- What to do:
Retype every entry in its entirety, without alteration.

- Some records:
----

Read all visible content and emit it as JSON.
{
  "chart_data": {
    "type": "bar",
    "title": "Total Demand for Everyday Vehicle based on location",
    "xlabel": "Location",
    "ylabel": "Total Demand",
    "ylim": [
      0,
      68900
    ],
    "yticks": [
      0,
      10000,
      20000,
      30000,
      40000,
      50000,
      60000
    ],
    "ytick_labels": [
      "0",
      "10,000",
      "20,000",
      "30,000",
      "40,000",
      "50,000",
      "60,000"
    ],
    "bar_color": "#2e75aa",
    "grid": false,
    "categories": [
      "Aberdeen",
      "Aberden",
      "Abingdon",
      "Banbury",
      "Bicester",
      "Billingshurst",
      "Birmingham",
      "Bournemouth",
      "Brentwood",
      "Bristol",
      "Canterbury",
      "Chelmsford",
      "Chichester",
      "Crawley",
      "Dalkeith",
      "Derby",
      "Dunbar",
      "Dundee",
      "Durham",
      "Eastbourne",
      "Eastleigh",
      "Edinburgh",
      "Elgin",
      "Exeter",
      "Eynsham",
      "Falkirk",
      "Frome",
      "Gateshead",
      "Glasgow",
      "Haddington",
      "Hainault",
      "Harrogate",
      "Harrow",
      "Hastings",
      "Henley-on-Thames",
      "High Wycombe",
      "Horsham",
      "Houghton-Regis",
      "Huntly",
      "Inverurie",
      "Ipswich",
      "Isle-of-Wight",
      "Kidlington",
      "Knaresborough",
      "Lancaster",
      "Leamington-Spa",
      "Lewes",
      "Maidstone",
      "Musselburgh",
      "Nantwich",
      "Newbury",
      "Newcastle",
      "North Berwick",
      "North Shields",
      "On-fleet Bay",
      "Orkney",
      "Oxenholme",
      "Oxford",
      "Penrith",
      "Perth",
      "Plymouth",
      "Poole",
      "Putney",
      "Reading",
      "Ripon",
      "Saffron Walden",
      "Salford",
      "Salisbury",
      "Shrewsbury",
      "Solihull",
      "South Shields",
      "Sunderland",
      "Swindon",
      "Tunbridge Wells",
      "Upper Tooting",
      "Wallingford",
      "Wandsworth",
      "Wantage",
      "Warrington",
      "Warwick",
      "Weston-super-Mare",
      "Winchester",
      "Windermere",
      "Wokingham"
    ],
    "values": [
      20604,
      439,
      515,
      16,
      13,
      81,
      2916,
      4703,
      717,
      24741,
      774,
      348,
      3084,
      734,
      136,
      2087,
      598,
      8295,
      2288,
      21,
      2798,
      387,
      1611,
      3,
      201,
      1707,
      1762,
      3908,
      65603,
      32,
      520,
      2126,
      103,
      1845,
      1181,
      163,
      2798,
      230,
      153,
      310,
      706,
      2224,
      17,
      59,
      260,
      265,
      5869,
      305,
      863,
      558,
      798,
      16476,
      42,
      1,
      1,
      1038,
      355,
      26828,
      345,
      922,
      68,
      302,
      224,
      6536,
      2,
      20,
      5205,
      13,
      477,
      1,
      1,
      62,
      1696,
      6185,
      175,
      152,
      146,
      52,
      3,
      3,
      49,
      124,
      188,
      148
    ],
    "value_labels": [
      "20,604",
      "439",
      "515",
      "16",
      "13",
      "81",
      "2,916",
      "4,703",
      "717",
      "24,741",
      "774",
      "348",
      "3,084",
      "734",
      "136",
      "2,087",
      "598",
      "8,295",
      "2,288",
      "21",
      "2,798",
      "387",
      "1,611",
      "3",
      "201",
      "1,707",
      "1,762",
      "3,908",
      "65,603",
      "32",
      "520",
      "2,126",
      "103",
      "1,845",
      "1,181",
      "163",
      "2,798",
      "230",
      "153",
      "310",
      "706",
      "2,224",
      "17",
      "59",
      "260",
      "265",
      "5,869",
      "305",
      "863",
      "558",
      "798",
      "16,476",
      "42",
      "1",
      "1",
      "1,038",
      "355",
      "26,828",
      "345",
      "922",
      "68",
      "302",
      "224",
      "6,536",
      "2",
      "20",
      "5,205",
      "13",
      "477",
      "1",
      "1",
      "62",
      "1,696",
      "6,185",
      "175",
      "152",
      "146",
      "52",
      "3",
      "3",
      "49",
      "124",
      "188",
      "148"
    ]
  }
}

----

- Finished exercise:
Read all visible content and emit it as JSON.
{
  "chart_data": {
    "type": "bar",
    "title": "Total Demand for Everyday Vehicle based on location",
    "xlabel": "Location",
    "ylabel": "Total Demand",
    "ylim": [
      0,
      68900
    ],
    "yticks": [
      0,
      10000,
      20000,
      30000,
      40000,
      50000,
      60000
    ],
    "ytick_labels": [
      "0",
      "10,000",
      "20,000",
      "30,000",
      "40,000",
      "50,000",
      "60,000"
    ],
    "bar_color": "#2e75aa",
    "grid": false,
    "categories": [
      "Aberdeen",
      "Aberden",
      "Abingdon",
      "Banbury",
      "Bicester",
      "Billingshurst",
      "Birmingham",
      "Bournemouth",
      "Brentwood",
      "Bristol",
      "Canterbury",
      "Chelmsford",
      "Chichester",
      "Crawley",
      "Dalkeith",
      "Derby",
      "Dunbar",
      "Dundee",
      "Durham",
      "Eastbourne",
      "Eastleigh",
      "Edinburgh",
      "Elgin",
      "Exeter",
      "Eynsham",
      "Falkirk",
      "Frome",
      "Gateshead",
      "Glasgow",
      "Haddington",
      "Hainault",
      "Harrogate",
      "Harrow",
      "Hastings",
      "Henley-on-Thames",
      "High Wycombe",
      "Horsham",
      "Houghton-Regis",
      "Huntly",
      "Inverurie",
      "Ipswich",
      "Isle-of-Wight",
      "Kidlington",
      "Knaresborough",
      "Lancaster",
      "Leamington-Spa",
      "Lewes",
      "Maidstone",
      "Musselburgh",
      "Nantwich",
      "Newbury",
      "Newcastle",
      "North Berwick",
      "North Shields",
      "On-fleet Bay",
      "Orkney",
      "Oxenholme",
      "Oxford",
      "Penrith",
      "Perth",
      "Plymouth",
      "Poole",
      "Putney",
      "Reading",
      "Ripon",
      "Saffron Walden",
      "Salford",
      "Salisbury",
      "Shrewsbury",
      "Solihull",
      "South Shields",
      "Sunderland",
      "Swindon",
      "Tunbridge Wells",
      "Upper Tooting",
      "Wallingford",
      "Wandsworth",
      "Wantage",
      "Warrington",
      "Warwick",
      "Weston-super-Mare",
      "Winchester",
      "Windermere",
      "Wokingham"
    ],
    "values": [
      20604,
      439,
      515,
      16,
      13,
      81,
      2916,
      4703,
      717,
      24741,
      774,
      348,
      3084,
      734,
      136,
      2087,
      598,
      8295,
      2288,
      21,
      2798,
      387,
      1611,
      3,
      201,
      1707,
      1762,
      3908,
      65603,
      32,
      520,
      2126,
      103,
      1845,
      1181,
      163,
      2798,
      230,
      153,
      310,
      706,
      2224,
      17,
      59,
      260,
      265,
      5869,
      305,
      863,
      558,
      798,
      16476,
      42,
      1,
      1,
      1038,
      355,
      26828,
      345,
      922,
      68,
      302,
      224,
      6536,
      2,
      20,
      5205,
      13,
      477,
      1,
      1,
      62,
      1696,
      6185,
      175,
      152,
      146,
      52,
      3,
      3,
      49,
      124,
      188,
      148
    ],
    "value_labels": [
      "20,604",
      "439",
      "515",
      "16",
      "13",
      "81",
      "2,916",
      "4,703",
      "717",
      "24,741",
      "774",
      "348",
      "3,084",
      "734",
      "136",
      "2,087",
      "598",
      "8,295",
      "2,288",
      "21",
      "2,798",
      "387",
      "1,611",
      "3",
      "201",
      "1,707",
      "1,762",
      "3,908",
      "65,603",
      "32",
      "520",
      "2,126",
      "103",
      "1,845",
      "1,181",
      "163",
      "2,798",
      "230",
      "153",
      "310",
      "706",
      "2,224",
      "17",
      "59",
      "260",
      "265",
      "5,869",
      "305",
      "863",
      "558",
      "798",
      "16,476",
      "42",
      "1",
      "1",
      "1,038",
      "355",
      "26,828",
      "345",
      "922",
      "68",
      "302",
      "224",
      "6,536",
      "2",
      "20",
      "5,205",
      "13",
      "477",
      "1",
      "1",
      "62",
      "1,696",
      "6,185",
      "175",
      "152",
      "146",
      "52",
      "3",
      "3",
      "49",
      "124",
      "188",
      "148"
    ]
  }
}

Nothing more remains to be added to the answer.